● **STATED PROBLEM**
Select from the data all lines with the word "oder".

● **PROVIDED RECORDS**
## BEGIN

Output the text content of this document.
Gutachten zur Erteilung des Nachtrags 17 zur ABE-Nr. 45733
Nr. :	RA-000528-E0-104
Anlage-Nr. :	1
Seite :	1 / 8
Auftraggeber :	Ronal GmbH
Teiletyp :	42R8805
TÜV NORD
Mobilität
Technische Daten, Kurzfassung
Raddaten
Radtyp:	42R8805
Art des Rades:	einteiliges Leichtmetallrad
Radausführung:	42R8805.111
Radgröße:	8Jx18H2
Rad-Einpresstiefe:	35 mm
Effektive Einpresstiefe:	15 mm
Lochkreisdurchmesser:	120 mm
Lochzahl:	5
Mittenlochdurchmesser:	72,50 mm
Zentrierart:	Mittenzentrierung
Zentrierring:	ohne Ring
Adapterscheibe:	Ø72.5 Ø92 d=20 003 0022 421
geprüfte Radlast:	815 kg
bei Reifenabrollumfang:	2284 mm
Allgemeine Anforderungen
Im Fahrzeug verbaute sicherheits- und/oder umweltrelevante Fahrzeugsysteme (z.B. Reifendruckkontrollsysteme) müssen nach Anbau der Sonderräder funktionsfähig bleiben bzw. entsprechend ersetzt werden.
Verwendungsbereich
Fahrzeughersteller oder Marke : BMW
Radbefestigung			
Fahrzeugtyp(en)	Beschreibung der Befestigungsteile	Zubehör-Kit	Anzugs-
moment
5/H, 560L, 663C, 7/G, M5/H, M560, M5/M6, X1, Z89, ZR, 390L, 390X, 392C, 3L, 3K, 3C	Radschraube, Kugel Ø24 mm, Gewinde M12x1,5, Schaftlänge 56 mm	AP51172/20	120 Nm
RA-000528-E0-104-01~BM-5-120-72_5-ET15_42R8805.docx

## END

● **RIGHT ANSWER**
Im Fahrzeug verbaute sicherheits- und/oder umweltrelevante Fahrzeugsysteme (z.B. Reifendruckkontrollsysteme) müssen nach Anbau der Sonderräder funktionsfähig bleiben bzw. entsprechend ersetzt werden.
Fahrzeughersteller oder Marke : BMW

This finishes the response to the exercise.